**Data records**.
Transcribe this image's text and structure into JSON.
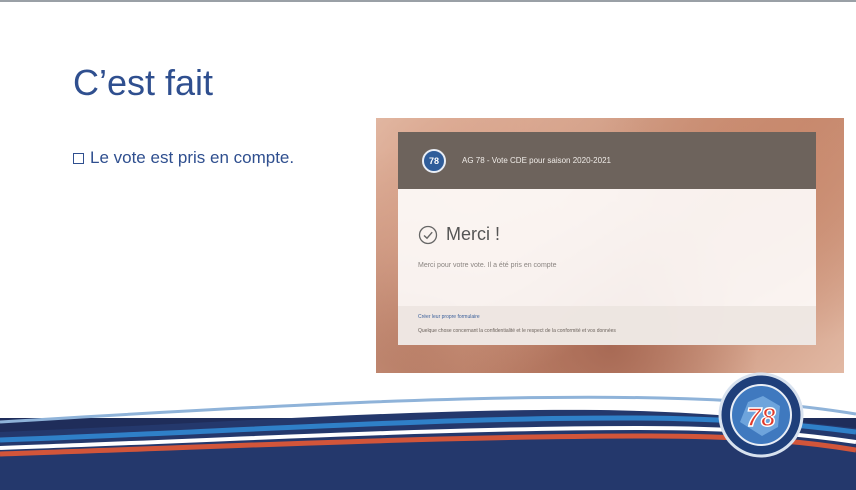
{
  "slide": {
    "title": "C’est fait",
    "bullet": "Le vote est pris en compte."
  },
  "screenshot": {
    "header_title": "AG 78 - Vote CDE pour saison 2020-2021",
    "logo_text": "78",
    "merci": "Merci !",
    "message": "Merci pour votre vote. Il a été pris en compte",
    "footer_link": "Créer leur propre formulaire",
    "footer_text": "Quelque chose concernant la confidentialité et le respect de la conformité et vos données"
  },
  "badge": {
    "number": "78"
  },
  "colors": {
    "title_blue": "#2f4f8f",
    "header_brown": "#6d635c",
    "wave_navy": "#1f2d5a",
    "wave_orange": "#d2553a",
    "wave_blue": "#2f80c8"
  }
}
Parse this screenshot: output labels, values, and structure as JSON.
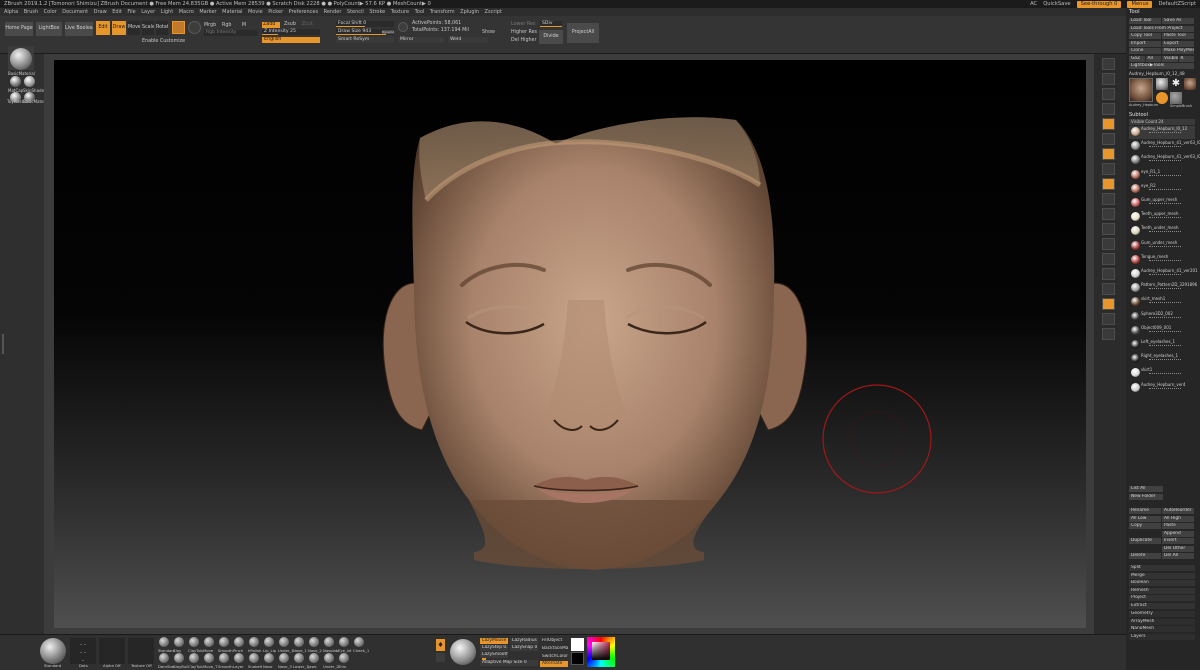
{
  "window": {
    "title": "ZBrush 2019.1.2 [Tomonori Shimizu]   ZBrush Document   ● Free Mem 24.835GB ● Active Mem 28539 ● Scratch Disk 2228 ● ● PolyCount▶ 57.6 KP ● MeshCount▶ 0",
    "right_items": [
      "AC",
      "QuickSave",
      "See-through 0",
      "Menus",
      "DefaultZScript"
    ]
  },
  "menu": [
    "Alpha",
    "Brush",
    "Color",
    "Document",
    "Draw",
    "Edit",
    "File",
    "Layer",
    "Light",
    "Macro",
    "Marker",
    "Material",
    "Movie",
    "Picker",
    "Preferences",
    "Render",
    "Stencil",
    "Stroke",
    "Texture",
    "Tool",
    "Transform",
    "Zplugin",
    "Zscript"
  ],
  "top": {
    "home": "Home Page",
    "lightbox": "LightBox",
    "live_boolean": "Live Boolean",
    "edit": "Edit",
    "draw": "Draw",
    "move": "Move",
    "scale": "Scale",
    "rotate": "Rotate",
    "enable_customize": "Enable Customize",
    "mrgb": "Mrgb",
    "rgb": "Rgb",
    "m": "M",
    "rgb_intensity": "Rgb Intensity",
    "zadd": "Zadd",
    "zsub": "Zsub",
    "zcut": "Zcut",
    "z_intensity": "Z Intensity 25",
    "language": "English",
    "focal_shift": "Focal Shift 0",
    "draw_size": "Draw Size 943",
    "dynamic": "Dynamic",
    "smart_resym": "Smart ReSym",
    "active_points": "ActivePoints: 58,061",
    "total_points": "TotalPoints: 137.194 Mil",
    "mirror": "Mirror",
    "weld": "Weld",
    "show": "Show",
    "lower_res": "Lower Res",
    "higher_res": "Higher Res",
    "sdiv": "SDiv",
    "del_higher": "Del Higher",
    "divide": "Divide",
    "project_all": "ProjectAll"
  },
  "left": {
    "materials": [
      "BasicMaterial",
      "MatCap",
      "SkinShade",
      "ToyPlastic",
      "BasicMaterial2"
    ]
  },
  "tool": {
    "header": "Tool",
    "buttons": [
      [
        "Load Tool",
        "Save As"
      ],
      [
        "Load Tools From Project"
      ],
      [
        "Copy Tool",
        "Paste Tool"
      ],
      [
        "Import",
        "Export"
      ],
      [
        "Clone",
        "Make PolyMesh3D"
      ],
      [
        "GoZ",
        "All",
        "Visible",
        "R"
      ],
      [
        "Lightbox▶Tools"
      ]
    ],
    "current": "Audrey_Hepburn_l0_12_48",
    "thumb_labels": [
      "Audrey_Hepburn",
      "Cylinder3D",
      "SimpleBrush",
      "Audrey_Hepburn"
    ],
    "subtool_header": "Subtool",
    "visible_count": "Visible Count 24",
    "subtools": [
      "Audrey_Hepburn_l0_12",
      "Audrey_Hepburn_41_ver63_l00",
      "Audrey_Hepburn_41_ver63_l00",
      "eye_R1_1",
      "eye_R2",
      "Gum_upper_mesh",
      "Teeth_upper_mesh",
      "Teeth_under_mesh",
      "Gum_under_mesh",
      "Tongue_mesh",
      "Audrey_Hepburn_41_ver201",
      "Pattern_Pattern2D_3291896",
      "skirt_mesh1",
      "Sphere3D2_002",
      "Object009_001",
      "Left_eyelashes_1",
      "Right_eyelashes_1",
      "skirt1",
      "Audrey_Hepburn_ver4"
    ],
    "list_all": "List All",
    "new_folder": "New Folder",
    "ops": [
      [
        "Rename",
        "AutoReorder"
      ],
      [
        "All Low",
        "All High"
      ],
      [
        "Copy",
        "Paste"
      ],
      [
        "",
        "Append"
      ],
      [
        "Duplicate",
        "Insert"
      ],
      [
        "",
        "Del Other"
      ],
      [
        "Delete",
        "Del All"
      ]
    ],
    "menus": [
      "Split",
      "Merge",
      "Boolean",
      "Remesh",
      "Project",
      "Extract"
    ],
    "bottom_menus": [
      "Geometry",
      "ArrayMesh",
      "NanoMesh",
      "Layers"
    ]
  },
  "bottom": {
    "standard": "Standard",
    "dots": "Dots",
    "alpha_off": "Alpha Off",
    "texture_off": "Texture Off",
    "brushes_row1": [
      "Standard",
      "Clay",
      "ClayTub",
      "Move",
      "Smooth",
      "Pinch",
      "hPolish",
      "Lip_Lip",
      "Under_1",
      "Nose_1",
      "Nose_2",
      "Nasolab",
      "Eye_lid",
      "Cheek_1"
    ],
    "brushes_row2": [
      "DamStan",
      "ClayBuil",
      "ClayTub",
      "Move_T",
      "Smooth",
      "Layer",
      "SnakeH",
      "Nose",
      "Nose_3",
      "Lower_1",
      "Jaws",
      "Under_2",
      "Shin"
    ],
    "lazy_mouse": "LazyMouse",
    "lazy_radius": "LazyRadius 1",
    "lazy_step": "LazyStep 0.25",
    "lazy_snap": "LazySnap 0",
    "lazy_smooth": "LazySmooth",
    "adaptive_map_size": "Adaptive Map Size 0",
    "fill_object": "FillObject",
    "backface_mask": "BackfaceMask",
    "switch_color": "SwitchColor",
    "alternate": "Alternate"
  },
  "colors": {
    "accent": "#e8952b",
    "canvas_top": "#000000",
    "canvas_bottom": "#4f4f4f",
    "brush_cursor": "#a01818",
    "skin_light": "#c8a58a",
    "skin_dark": "#5f4532"
  }
}
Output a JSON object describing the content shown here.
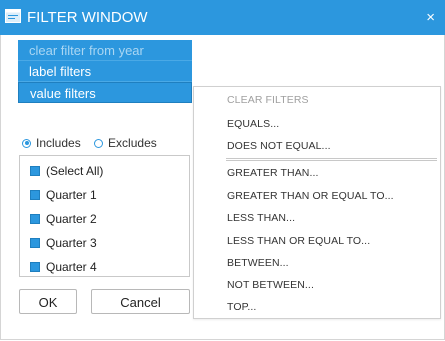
{
  "window": {
    "title": "FILTER WINDOW",
    "close_glyph": "×",
    "accent_color": "#2c97de"
  },
  "filter_types": [
    {
      "label": "clear filter from year",
      "state": "disabled"
    },
    {
      "label": "label filters",
      "state": "normal"
    },
    {
      "label": "value filters",
      "state": "active"
    }
  ],
  "mode": {
    "includes_label": "Includes",
    "excludes_label": "Excludes",
    "selected": "Includes"
  },
  "values": [
    {
      "label": "(Select All)",
      "checked": true
    },
    {
      "label": "Quarter 1",
      "checked": true
    },
    {
      "label": "Quarter 2",
      "checked": true
    },
    {
      "label": "Quarter 3",
      "checked": true
    },
    {
      "label": "Quarter 4",
      "checked": true
    }
  ],
  "buttons": {
    "ok": "OK",
    "cancel": "Cancel"
  },
  "conditions": {
    "clear": "CLEAR FILTERS",
    "equals": "EQUALS...",
    "not_equal": "DOES NOT EQUAL...",
    "greater": "GREATER THAN...",
    "greater_equal": "GREATER THAN OR EQUAL TO...",
    "less": "LESS THAN...",
    "less_equal": "LESS THAN OR EQUAL TO...",
    "between": "BETWEEN...",
    "not_between": "NOT BETWEEN...",
    "top": "TOP..."
  }
}
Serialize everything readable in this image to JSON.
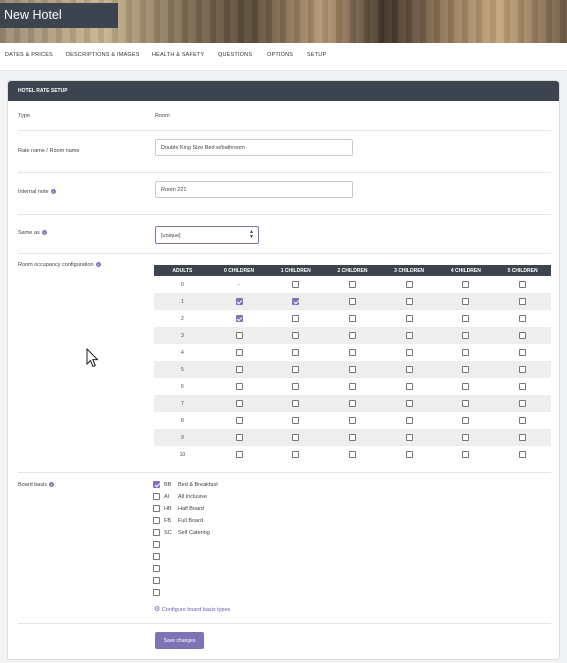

**Instructions to follow**.
Set down the material exactly, every line of it, except for the pictures.

**Written response**.
Transcribe this image's text and structure into JSON.
{
  "slide": {
    "title": "C’est fait",
    "bullet": "Le vote est pris en compte."
  },
  "screenshot": {
    "header_title": "AG 78 - Vote CDE pour saison 2020-2021",
    "logo_text": "78",
    "merci": "Merci !",
    "message": "Merci pour votre vote. Il a été pris en compte",
    "footer_link": "Créer leur propre formulaire",
    "footer_text": "Quelque chose concernant la confidentialité et le respect de la conformité et vos données"
  },
  "badge": {
    "number": "78"
  },
  "colors": {
    "title_blue": "#2f4f8f",
    "header_brown": "#6d635c",
    "wave_navy": "#1f2d5a",
    "wave_orange": "#d2553a",
    "wave_blue": "#2f80c8"
  }
}
Parse this screenshot: output labels, values, and structure as JSON.
{
  "window": {
    "title": "ZBrush 2019.1.2 [Tomonori Shimizu]   ZBrush Document   ● Free Mem 24.835GB ● Active Mem 28539 ● Scratch Disk 2228 ● ● PolyCount▶ 57.6 KP ● MeshCount▶ 0",
    "right_items": [
      "AC",
      "QuickSave",
      "See-through 0",
      "Menus",
      "DefaultZScript"
    ]
  },
  "menu": [
    "Alpha",
    "Brush",
    "Color",
    "Document",
    "Draw",
    "Edit",
    "File",
    "Layer",
    "Light",
    "Macro",
    "Marker",
    "Material",
    "Movie",
    "Picker",
    "Preferences",
    "Render",
    "Stencil",
    "Stroke",
    "Texture",
    "Tool",
    "Transform",
    "Zplugin",
    "Zscript"
  ],
  "top": {
    "home": "Home Page",
    "lightbox": "LightBox",
    "live_boolean": "Live Boolean",
    "edit": "Edit",
    "draw": "Draw",
    "move": "Move",
    "scale": "Scale",
    "rotate": "Rotate",
    "enable_customize": "Enable Customize",
    "mrgb": "Mrgb",
    "rgb": "Rgb",
    "m": "M",
    "rgb_intensity": "Rgb Intensity",
    "zadd": "Zadd",
    "zsub": "Zsub",
    "zcut": "Zcut",
    "z_intensity": "Z Intensity 25",
    "language": "English",
    "focal_shift": "Focal Shift 0",
    "draw_size": "Draw Size 943",
    "dynamic": "Dynamic",
    "smart_resym": "Smart ReSym",
    "active_points": "ActivePoints: 58,061",
    "total_points": "TotalPoints: 137.194 Mil",
    "mirror": "Mirror",
    "weld": "Weld",
    "show": "Show",
    "lower_res": "Lower Res",
    "higher_res": "Higher Res",
    "sdiv": "SDiv",
    "del_higher": "Del Higher",
    "divide": "Divide",
    "project_all": "ProjectAll"
  },
  "left": {
    "materials": [
      "BasicMaterial",
      "MatCap",
      "SkinShade",
      "ToyPlastic",
      "BasicMaterial2"
    ]
  },
  "tool": {
    "header": "Tool",
    "buttons": [
      [
        "Load Tool",
        "Save As"
      ],
      [
        "Load Tools From Project"
      ],
      [
        "Copy Tool",
        "Paste Tool"
      ],
      [
        "Import",
        "Export"
      ],
      [
        "Clone",
        "Make PolyMesh3D"
      ],
      [
        "GoZ",
        "All",
        "Visible",
        "R"
      ],
      [
        "Lightbox▶Tools"
      ]
    ],
    "current": "Audrey_Hepburn_l0_12_48",
    "thumb_labels": [
      "Audrey_Hepburn",
      "Cylinder3D",
      "SimpleBrush",
      "Audrey_Hepburn"
    ],
    "subtool_header": "Subtool",
    "visible_count": "Visible Count 24",
    "subtools": [
      "Audrey_Hepburn_l0_12",
      "Audrey_Hepburn_41_ver63_l00",
      "Audrey_Hepburn_41_ver63_l00",
      "eye_R1_1",
      "eye_R2",
      "Gum_upper_mesh",
      "Teeth_upper_mesh",
      "Teeth_under_mesh",
      "Gum_under_mesh",
      "Tongue_mesh",
      "Audrey_Hepburn_41_ver201",
      "Pattern_Pattern2D_3291896",
      "skirt_mesh1",
      "Sphere3D2_002",
      "Object009_001",
      "Left_eyelashes_1",
      "Right_eyelashes_1",
      "skirt1",
      "Audrey_Hepburn_ver4"
    ],
    "list_all": "List All",
    "new_folder": "New Folder",
    "ops": [
      [
        "Rename",
        "AutoReorder"
      ],
      [
        "All Low",
        "All High"
      ],
      [
        "Copy",
        "Paste"
      ],
      [
        "",
        "Append"
      ],
      [
        "Duplicate",
        "Insert"
      ],
      [
        "",
        "Del Other"
      ],
      [
        "Delete",
        "Del All"
      ]
    ],
    "menus": [
      "Split",
      "Merge",
      "Boolean",
      "Remesh",
      "Project",
      "Extract"
    ],
    "bottom_menus": [
      "Geometry",
      "ArrayMesh",
      "NanoMesh",
      "Layers"
    ]
  },
  "bottom": {
    "standard": "Standard",
    "dots": "Dots",
    "alpha_off": "Alpha Off",
    "texture_off": "Texture Off",
    "brushes_row1": [
      "Standard",
      "Clay",
      "ClayTub",
      "Move",
      "Smooth",
      "Pinch",
      "hPolish",
      "Lip_Lip",
      "Under_1",
      "Nose_1",
      "Nose_2",
      "Nasolab",
      "Eye_lid",
      "Cheek_1"
    ],
    "brushes_row2": [
      "DamStan",
      "ClayBuil",
      "ClayTub",
      "Move_T",
      "Smooth",
      "Layer",
      "SnakeH",
      "Nose",
      "Nose_3",
      "Lower_1",
      "Jaws",
      "Under_2",
      "Shin"
    ],
    "lazy_mouse": "LazyMouse",
    "lazy_radius": "LazyRadius 1",
    "lazy_step": "LazyStep 0.25",
    "lazy_snap": "LazySnap 0",
    "lazy_smooth": "LazySmooth",
    "adaptive_map_size": "Adaptive Map Size 0",
    "fill_object": "FillObject",
    "backface_mask": "BackfaceMask",
    "switch_color": "SwitchColor",
    "alternate": "Alternate"
  },
  "colors": {
    "accent": "#e8952b",
    "canvas_top": "#000000",
    "canvas_bottom": "#4f4f4f",
    "brush_cursor": "#a01818",
    "skin_light": "#c8a58a",
    "skin_dark": "#5f4532"
  }
}
Output a JSON object describing the content shown here.
{
  "window": {
    "title": "FILTER WINDOW",
    "close_glyph": "×",
    "accent_color": "#2c97de"
  },
  "filter_types": [
    {
      "label": "clear filter from year",
      "state": "disabled"
    },
    {
      "label": "label filters",
      "state": "normal"
    },
    {
      "label": "value filters",
      "state": "active"
    }
  ],
  "mode": {
    "includes_label": "Includes",
    "excludes_label": "Excludes",
    "selected": "Includes"
  },
  "values": [
    {
      "label": "(Select All)",
      "checked": true
    },
    {
      "label": "Quarter 1",
      "checked": true
    },
    {
      "label": "Quarter 2",
      "checked": true
    },
    {
      "label": "Quarter 3",
      "checked": true
    },
    {
      "label": "Quarter 4",
      "checked": true
    }
  ],
  "buttons": {
    "ok": "OK",
    "cancel": "Cancel"
  },
  "conditions": {
    "clear": "CLEAR FILTERS",
    "equals": "EQUALS...",
    "not_equal": "DOES NOT EQUAL...",
    "greater": "GREATER THAN...",
    "greater_equal": "GREATER THAN OR EQUAL TO...",
    "less": "LESS THAN...",
    "less_equal": "LESS THAN OR EQUAL TO...",
    "between": "BETWEEN...",
    "not_between": "NOT BETWEEN...",
    "top": "TOP..."
  }
}
Serialize everything readable in this image to JSON.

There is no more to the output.